> **Compiti da svolgere**
1) Rispondi alle domande seguenti basandoti sul testo sulla I Tennis Foundation.
(a) In quale anno e in quale città è nata la fondazione?
(b) Chi presiede la Quinta Commissione?
(c) Quale incarico ricopre Andrea Gabola nella fondazione?
2) Riproduci il passo del testo sulla I Tennis Foundation da "Coltivare giovani talenti" a "figli e figlie.".
3) Riscrivi in forma più breve il paragrafo del testo sulla I Tennis Foundation che inizia con "Il presidente dell'ente, Simone Bongiovanni", mantenendone i fatti principali.

Sport ed educazione, per essere vincenti sul campo e nella vita

Coltivare giovani talenti nel mondo del tennis, non solo a livello sportivo, ma anche educativo. È quanto fa la I Tennis Foundation, audita nella seduta del 4 febbraio 2026 della Quinta Commissione, presieduta da Lorenza Patriarca (PD).

Il presidente dell’ente, Simone Bongiovanni, ha illustrato le opportunità offerte dall’organizzazione, nata nel 2018 a Torino per offrire percorsi di natura sportiva, ma anche educativa, offrendo borse di studio ai migliori giovani talenti tennistici appartenenti a famiglie che non possono permettersi un percorso tennistico competitivo per i propri figli e figlie.

Il presidente, insieme ad Andrea Gabola, commercialista e componente del Consiglio direttivo, si è quindi soffermato sui programmi educativi proposti.

(Voci di dati archiviate)
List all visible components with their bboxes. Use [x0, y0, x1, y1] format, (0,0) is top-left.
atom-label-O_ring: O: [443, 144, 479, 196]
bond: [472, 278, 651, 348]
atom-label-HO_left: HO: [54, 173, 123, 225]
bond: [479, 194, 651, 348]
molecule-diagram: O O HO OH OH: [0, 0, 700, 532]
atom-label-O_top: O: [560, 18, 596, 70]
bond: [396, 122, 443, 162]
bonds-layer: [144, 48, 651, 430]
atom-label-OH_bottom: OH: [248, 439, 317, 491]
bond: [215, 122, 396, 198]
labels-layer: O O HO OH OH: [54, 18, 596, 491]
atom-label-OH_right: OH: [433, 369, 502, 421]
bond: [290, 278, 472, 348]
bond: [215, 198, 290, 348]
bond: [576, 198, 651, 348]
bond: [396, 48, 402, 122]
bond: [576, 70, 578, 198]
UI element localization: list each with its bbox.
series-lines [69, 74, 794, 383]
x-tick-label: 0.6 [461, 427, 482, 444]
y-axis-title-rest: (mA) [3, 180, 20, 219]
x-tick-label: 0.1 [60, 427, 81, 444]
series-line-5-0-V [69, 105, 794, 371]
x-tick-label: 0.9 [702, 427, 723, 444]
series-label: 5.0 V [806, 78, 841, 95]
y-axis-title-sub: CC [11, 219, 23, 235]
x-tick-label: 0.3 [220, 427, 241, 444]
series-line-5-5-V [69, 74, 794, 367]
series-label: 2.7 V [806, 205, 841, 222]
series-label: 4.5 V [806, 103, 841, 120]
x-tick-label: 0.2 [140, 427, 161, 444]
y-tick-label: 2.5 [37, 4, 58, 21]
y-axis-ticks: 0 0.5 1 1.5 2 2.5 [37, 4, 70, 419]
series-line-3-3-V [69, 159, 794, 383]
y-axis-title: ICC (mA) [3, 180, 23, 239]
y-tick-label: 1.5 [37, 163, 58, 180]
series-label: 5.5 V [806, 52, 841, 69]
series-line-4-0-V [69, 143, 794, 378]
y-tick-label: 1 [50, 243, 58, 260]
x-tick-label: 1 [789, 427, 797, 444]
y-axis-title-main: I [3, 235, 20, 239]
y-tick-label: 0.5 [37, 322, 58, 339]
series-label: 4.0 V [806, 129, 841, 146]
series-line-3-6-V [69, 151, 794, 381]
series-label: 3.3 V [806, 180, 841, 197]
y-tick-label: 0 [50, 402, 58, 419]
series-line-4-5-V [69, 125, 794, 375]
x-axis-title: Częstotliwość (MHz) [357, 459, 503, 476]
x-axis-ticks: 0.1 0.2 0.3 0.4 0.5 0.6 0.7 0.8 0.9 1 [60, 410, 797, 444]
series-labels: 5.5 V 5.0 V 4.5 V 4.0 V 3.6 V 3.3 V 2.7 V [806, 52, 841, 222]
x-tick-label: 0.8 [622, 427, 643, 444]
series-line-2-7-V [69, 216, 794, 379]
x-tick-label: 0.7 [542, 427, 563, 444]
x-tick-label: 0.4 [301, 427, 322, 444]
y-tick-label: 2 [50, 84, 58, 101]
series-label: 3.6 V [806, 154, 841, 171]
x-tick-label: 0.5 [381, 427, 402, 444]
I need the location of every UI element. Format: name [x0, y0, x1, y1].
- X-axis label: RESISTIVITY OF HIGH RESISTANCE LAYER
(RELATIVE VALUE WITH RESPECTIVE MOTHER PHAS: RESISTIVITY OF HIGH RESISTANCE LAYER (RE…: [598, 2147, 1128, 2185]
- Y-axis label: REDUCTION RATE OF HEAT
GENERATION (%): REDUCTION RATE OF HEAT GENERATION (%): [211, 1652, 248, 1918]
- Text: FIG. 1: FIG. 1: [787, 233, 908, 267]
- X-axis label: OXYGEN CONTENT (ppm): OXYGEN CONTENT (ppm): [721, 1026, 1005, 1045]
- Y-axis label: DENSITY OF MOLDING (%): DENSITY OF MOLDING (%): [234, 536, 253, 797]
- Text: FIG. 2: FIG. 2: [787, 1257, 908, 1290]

> **Risposte ai compiti**
1)
(a) Nel 2018, a Torino.
(b) Lorenza Patriarca (PD).
(c) È componente del Consiglio direttivo.

2)
Coltivare giovani talenti nel mondo del tennis, non solo a livello sportivo, ma anche educativo. È quanto fa la I Tennis Foundation, audita nella seduta del 4 febbraio 2026 della Quinta Commissione, presieduta da Lorenza Patriarca (PD).

Il presidente dell’ente, Simone Bongiovanni, ha illustrato le opportunità offerte dall’organizzazione, nata nel 2018 a Torino per offrire percorsi di natura sportiva, ma anche educativa, offrendo borse di studio ai migliori giovani talenti tennistici appartenenti a famiglie che non possono permettersi un percorso tennistico competitivo per i propri figli e figlie.

3) Il presidente Simone Bongiovanni ha presentato le opportunità offerte dalla fondazione, nata a Torino nel 2018. La fondazione propone percorsi sportivi ed educativi. Offre inoltre borse di studio ai migliori giovani talenti del tennis appartenenti a famiglie che non possono permettersi un percorso tennistico competitivo per i figli.